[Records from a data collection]
━━━━━━━━━━━━━━━━━━━━━━━━━━━━━━

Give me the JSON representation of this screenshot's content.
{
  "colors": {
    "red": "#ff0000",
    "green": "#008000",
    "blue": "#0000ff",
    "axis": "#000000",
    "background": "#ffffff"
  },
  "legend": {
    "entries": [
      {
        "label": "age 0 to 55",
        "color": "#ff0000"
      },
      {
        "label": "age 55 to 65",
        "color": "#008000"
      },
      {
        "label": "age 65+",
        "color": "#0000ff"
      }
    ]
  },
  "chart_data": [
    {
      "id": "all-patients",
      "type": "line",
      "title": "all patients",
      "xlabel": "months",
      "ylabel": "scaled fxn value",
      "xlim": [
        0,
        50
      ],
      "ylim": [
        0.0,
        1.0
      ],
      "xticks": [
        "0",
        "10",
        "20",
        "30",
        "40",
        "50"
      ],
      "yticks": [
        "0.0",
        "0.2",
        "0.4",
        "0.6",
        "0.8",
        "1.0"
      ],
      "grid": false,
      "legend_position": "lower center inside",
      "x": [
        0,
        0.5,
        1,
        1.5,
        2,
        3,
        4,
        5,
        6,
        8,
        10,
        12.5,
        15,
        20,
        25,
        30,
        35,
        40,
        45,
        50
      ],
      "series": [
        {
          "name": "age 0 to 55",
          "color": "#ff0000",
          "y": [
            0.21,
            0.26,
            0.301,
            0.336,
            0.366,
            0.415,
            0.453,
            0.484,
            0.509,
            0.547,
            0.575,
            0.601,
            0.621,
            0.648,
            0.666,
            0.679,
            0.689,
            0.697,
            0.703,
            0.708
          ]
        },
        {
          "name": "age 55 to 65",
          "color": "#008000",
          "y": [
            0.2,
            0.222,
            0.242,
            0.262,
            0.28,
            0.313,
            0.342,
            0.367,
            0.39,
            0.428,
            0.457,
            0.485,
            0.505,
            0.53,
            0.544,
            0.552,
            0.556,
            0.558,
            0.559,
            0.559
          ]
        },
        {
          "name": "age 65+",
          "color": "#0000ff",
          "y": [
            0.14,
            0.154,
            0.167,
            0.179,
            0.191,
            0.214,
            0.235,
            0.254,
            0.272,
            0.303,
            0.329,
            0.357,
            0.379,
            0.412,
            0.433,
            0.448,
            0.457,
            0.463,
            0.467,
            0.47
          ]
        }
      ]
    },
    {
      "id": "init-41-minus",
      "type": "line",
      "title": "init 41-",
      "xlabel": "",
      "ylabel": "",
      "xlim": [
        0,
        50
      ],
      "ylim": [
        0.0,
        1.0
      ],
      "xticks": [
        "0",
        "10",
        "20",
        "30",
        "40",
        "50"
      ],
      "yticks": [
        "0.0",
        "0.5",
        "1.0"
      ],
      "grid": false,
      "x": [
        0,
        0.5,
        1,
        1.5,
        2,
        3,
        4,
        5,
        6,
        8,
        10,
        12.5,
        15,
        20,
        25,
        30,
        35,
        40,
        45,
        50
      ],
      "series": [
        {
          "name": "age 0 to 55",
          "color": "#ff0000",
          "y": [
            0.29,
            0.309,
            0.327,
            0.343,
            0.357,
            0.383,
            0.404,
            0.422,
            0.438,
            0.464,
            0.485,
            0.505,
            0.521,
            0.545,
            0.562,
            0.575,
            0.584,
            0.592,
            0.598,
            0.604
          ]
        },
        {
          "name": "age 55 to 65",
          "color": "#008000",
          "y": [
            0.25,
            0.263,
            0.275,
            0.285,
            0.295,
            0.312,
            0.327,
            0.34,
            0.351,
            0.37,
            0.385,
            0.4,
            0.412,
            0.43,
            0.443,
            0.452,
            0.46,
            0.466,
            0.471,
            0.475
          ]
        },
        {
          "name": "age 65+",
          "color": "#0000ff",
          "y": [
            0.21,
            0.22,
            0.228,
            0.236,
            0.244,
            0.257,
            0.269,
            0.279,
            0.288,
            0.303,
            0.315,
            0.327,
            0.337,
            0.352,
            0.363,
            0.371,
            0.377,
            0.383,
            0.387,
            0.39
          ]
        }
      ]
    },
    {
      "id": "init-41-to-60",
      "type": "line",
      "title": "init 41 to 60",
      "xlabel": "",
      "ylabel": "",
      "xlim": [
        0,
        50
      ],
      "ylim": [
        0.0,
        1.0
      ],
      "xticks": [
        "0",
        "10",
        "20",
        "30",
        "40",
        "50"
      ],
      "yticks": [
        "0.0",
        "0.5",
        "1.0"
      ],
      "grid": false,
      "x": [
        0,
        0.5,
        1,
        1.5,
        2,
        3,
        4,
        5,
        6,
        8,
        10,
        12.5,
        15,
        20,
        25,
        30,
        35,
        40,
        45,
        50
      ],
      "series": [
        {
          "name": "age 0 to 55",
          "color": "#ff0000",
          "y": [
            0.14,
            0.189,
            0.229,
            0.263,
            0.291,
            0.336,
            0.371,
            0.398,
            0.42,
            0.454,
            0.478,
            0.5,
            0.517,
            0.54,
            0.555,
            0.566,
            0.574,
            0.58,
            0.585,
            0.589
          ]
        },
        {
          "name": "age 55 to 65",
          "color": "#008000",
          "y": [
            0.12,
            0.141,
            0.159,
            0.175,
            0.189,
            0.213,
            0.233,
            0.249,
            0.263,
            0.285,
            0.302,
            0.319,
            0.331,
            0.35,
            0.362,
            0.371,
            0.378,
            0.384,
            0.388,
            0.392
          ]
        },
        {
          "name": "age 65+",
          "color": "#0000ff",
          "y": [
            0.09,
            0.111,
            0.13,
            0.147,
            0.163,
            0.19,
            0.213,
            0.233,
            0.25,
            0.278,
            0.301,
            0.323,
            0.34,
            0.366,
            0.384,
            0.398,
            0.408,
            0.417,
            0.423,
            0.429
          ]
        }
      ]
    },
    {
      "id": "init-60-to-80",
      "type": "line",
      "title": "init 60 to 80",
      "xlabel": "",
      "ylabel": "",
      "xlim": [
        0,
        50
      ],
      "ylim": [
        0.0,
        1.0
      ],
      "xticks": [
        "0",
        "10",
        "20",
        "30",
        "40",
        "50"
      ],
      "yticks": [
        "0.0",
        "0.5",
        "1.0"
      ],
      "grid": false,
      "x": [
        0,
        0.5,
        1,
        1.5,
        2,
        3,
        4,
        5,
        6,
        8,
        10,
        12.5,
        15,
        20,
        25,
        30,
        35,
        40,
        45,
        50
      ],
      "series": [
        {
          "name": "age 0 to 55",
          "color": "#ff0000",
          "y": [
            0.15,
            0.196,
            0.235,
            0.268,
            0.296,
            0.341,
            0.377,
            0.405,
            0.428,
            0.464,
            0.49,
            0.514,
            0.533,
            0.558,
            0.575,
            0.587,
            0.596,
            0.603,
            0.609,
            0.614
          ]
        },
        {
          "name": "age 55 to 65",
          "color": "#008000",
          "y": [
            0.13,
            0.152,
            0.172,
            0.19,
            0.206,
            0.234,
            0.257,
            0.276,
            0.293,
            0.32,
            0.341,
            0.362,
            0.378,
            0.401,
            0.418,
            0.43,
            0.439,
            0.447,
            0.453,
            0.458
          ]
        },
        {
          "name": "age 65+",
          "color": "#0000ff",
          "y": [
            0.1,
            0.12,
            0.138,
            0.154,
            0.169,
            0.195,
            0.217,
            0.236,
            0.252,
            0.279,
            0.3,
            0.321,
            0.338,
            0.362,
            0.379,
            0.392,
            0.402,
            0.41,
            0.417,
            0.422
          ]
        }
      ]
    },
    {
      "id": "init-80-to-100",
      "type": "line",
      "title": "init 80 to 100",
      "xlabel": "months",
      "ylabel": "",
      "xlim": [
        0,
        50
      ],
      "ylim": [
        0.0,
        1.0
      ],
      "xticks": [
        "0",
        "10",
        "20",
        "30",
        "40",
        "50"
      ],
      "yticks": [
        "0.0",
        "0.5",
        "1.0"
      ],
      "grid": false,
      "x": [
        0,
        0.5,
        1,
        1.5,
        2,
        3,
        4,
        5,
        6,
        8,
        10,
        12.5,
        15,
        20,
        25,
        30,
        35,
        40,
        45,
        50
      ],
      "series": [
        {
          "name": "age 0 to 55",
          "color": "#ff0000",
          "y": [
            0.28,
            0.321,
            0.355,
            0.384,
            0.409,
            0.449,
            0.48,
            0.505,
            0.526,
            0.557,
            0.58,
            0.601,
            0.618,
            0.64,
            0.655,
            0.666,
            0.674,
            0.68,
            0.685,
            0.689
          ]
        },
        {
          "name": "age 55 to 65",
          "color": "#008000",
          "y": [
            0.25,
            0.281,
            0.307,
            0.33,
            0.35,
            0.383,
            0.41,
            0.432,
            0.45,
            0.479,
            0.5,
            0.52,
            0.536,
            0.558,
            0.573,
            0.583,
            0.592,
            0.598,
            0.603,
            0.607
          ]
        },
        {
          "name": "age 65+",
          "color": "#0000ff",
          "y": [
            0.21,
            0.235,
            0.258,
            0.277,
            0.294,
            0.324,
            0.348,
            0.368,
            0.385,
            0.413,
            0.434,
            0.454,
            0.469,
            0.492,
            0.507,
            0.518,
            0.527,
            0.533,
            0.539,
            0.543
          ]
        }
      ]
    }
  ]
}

━━━━━━━━━━━━━━━━━━━━━━━━━━━━━━

• WORK TO COMPLETE: Please give the number of lines in the data above where the word "init" appears, and nothing besides.

• WRITTEN ANSWER: 8